# start of The data
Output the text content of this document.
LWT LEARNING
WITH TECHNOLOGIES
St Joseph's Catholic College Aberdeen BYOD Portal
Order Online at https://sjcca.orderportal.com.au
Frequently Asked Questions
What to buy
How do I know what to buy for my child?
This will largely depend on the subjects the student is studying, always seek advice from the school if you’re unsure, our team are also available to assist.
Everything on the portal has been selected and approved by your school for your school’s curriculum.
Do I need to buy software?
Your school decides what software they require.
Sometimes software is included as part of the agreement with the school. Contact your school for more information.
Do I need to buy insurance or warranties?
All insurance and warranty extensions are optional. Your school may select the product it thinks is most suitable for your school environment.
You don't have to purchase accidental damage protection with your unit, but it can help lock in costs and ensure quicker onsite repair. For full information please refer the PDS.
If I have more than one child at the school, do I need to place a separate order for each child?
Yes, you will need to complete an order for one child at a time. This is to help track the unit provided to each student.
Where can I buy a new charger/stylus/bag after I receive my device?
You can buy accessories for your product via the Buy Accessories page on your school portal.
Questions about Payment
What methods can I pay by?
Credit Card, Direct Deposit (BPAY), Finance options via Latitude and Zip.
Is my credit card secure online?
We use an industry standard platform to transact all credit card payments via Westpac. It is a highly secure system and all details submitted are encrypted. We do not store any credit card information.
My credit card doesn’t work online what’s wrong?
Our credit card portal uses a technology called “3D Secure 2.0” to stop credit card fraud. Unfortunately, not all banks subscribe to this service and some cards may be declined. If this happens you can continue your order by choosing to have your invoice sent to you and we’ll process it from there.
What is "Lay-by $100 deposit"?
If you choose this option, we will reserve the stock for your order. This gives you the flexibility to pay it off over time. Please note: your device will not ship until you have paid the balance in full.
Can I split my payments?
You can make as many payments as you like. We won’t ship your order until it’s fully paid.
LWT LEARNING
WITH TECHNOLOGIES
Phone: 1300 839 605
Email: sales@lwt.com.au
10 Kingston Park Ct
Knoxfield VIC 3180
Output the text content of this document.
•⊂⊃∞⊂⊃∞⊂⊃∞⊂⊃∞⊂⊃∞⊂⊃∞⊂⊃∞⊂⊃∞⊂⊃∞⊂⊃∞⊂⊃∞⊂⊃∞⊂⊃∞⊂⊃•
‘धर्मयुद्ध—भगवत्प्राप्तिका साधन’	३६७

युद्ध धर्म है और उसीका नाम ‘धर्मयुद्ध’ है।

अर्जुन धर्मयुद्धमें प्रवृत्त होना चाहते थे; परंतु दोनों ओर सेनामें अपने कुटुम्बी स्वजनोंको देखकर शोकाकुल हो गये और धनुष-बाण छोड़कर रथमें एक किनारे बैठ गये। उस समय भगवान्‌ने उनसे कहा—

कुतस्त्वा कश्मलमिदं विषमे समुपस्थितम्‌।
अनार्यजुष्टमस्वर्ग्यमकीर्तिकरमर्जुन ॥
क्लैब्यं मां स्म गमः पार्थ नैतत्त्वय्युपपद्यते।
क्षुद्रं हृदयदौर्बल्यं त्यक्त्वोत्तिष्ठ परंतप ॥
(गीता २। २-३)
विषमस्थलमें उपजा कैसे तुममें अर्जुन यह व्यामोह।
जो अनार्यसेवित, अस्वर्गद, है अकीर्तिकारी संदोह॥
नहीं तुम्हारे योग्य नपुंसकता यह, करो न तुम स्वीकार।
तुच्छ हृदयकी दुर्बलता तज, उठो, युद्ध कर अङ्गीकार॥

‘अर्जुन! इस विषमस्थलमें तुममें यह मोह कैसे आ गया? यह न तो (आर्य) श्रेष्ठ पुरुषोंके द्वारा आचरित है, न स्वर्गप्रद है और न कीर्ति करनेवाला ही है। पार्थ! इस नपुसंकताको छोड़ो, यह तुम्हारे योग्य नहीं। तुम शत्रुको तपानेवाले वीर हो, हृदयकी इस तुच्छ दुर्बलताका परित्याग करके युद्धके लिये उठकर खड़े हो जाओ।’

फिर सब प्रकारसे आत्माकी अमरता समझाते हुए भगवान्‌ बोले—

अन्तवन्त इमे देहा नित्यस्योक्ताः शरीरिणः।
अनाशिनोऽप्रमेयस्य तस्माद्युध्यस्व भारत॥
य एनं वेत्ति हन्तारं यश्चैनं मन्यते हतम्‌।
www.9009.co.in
# end of The data
**Task**: Copy each record from above exactly, and include every line.

**Result of the task**:
Output the text content of this document.
LWT LEARNING
WITH TECHNOLOGIES
St Joseph's Catholic College Aberdeen BYOD Portal
Order Online at https://sjcca.orderportal.com.au
Frequently Asked Questions
What to buy
How do I know what to buy for my child?
This will largely depend on the subjects the student is studying, always seek advice from the school if you’re unsure, our team are also available to assist.
Everything on the portal has been selected and approved by your school for your school’s curriculum.
Do I need to buy software?
Your school decides what software they require.
Sometimes software is included as part of the agreement with the school. Contact your school for more information.
Do I need to buy insurance or warranties?
All insurance and warranty extensions are optional. Your school may select the product it thinks is most suitable for your school environment.
You don't have to purchase accidental damage protection with your unit, but it can help lock in costs and ensure quicker onsite repair. For full information please refer the PDS.
If I have more than one child at the school, do I need to place a separate order for each child?
Yes, you will need to complete an order for one child at a time. This is to help track the unit provided to each student.
Where can I buy a new charger/stylus/bag after I receive my device?
You can buy accessories for your product via the Buy Accessories page on your school portal.
Questions about Payment
What methods can I pay by?
Credit Card, Direct Deposit (BPAY), Finance options via Latitude and Zip.
Is my credit card secure online?
We use an industry standard platform to transact all credit card payments via Westpac. It is a highly secure system and all details submitted are encrypted. We do not store any credit card information.
My credit card doesn’t work online what’s wrong?
Our credit card portal uses a technology called “3D Secure 2.0” to stop credit card fraud. Unfortunately, not all banks subscribe to this service and some cards may be declined. If this happens you can continue your order by choosing to have your invoice sent to you and we’ll process it from there.
What is "Lay-by $100 deposit"?
If you choose this option, we will reserve the stock for your order. This gives you the flexibility to pay it off over time. Please note: your device will not ship until you have paid the balance in full.
Can I split my payments?
You can make as many payments as you like. We won’t ship your order until it’s fully paid.
LWT LEARNING
WITH TECHNOLOGIES
Phone: 1300 839 605
Email: sales@lwt.com.au
10 Kingston Park Ct
Knoxfield VIC 3180
Output the text content of this document.
•⊂⊃∞⊂⊃∞⊂⊃∞⊂⊃∞⊂⊃∞⊂⊃∞⊂⊃∞⊂⊃∞⊂⊃∞⊂⊃∞⊂⊃∞⊂⊃∞⊂⊃∞⊂⊃•
‘धर्मयुद्ध—भगवत्प्राप्तिका साधन’	३६७

युद्ध धर्म है और उसीका नाम ‘धर्मयुद्ध’ है।

अर्जुन धर्मयुद्धमें प्रवृत्त होना चाहते थे; परंतु दोनों ओर सेनामें अपने कुटुम्बी स्वजनोंको देखकर शोकाकुल हो गये और धनुष-बाण छोड़कर रथमें एक किनारे बैठ गये। उस समय भगवान्‌ने उनसे कहा—

कुतस्त्वा कश्मलमिदं विषमे समुपस्थितम्‌।
अनार्यजुष्टमस्वर्ग्यमकीर्तिकरमर्जुन ॥
क्लैब्यं मां स्म गमः पार्थ नैतत्त्वय्युपपद्यते।
क्षुद्रं हृदयदौर्बल्यं त्यक्त्वोत्तिष्ठ परंतप ॥
(गीता २। २-३)
विषमस्थलमें उपजा कैसे तुममें अर्जुन यह व्यामोह।
जो अनार्यसेवित, अस्वर्गद, है अकीर्तिकारी संदोह॥
नहीं तुम्हारे योग्य नपुंसकता यह, करो न तुम स्वीकार।
तुच्छ हृदयकी दुर्बलता तज, उठो, युद्ध कर अङ्गीकार॥

‘अर्जुन! इस विषमस्थलमें तुममें यह मोह कैसे आ गया? यह न तो (आर्य) श्रेष्ठ पुरुषोंके द्वारा आचरित है, न स्वर्गप्रद है और न कीर्ति करनेवाला ही है। पार्थ! इस नपुसंकताको छोड़ो, यह तुम्हारे योग्य नहीं। तुम शत्रुको तपानेवाले वीर हो, हृदयकी इस तुच्छ दुर्बलताका परित्याग करके युद्धके लिये उठकर खड़े हो जाओ।’

फिर सब प्रकारसे आत्माकी अमरता समझाते हुए भगवान्‌ बोले—

अन्तवन्त इमे देहा नित्यस्योक्ताः शरीरिणः।
अनाशिनोऽप्रमेयस्य तस्माद्युध्यस्व भारत॥
य एनं वेत्ति हन्तारं यश्चैनं मन्यते हतम्‌।
www.9009.co.in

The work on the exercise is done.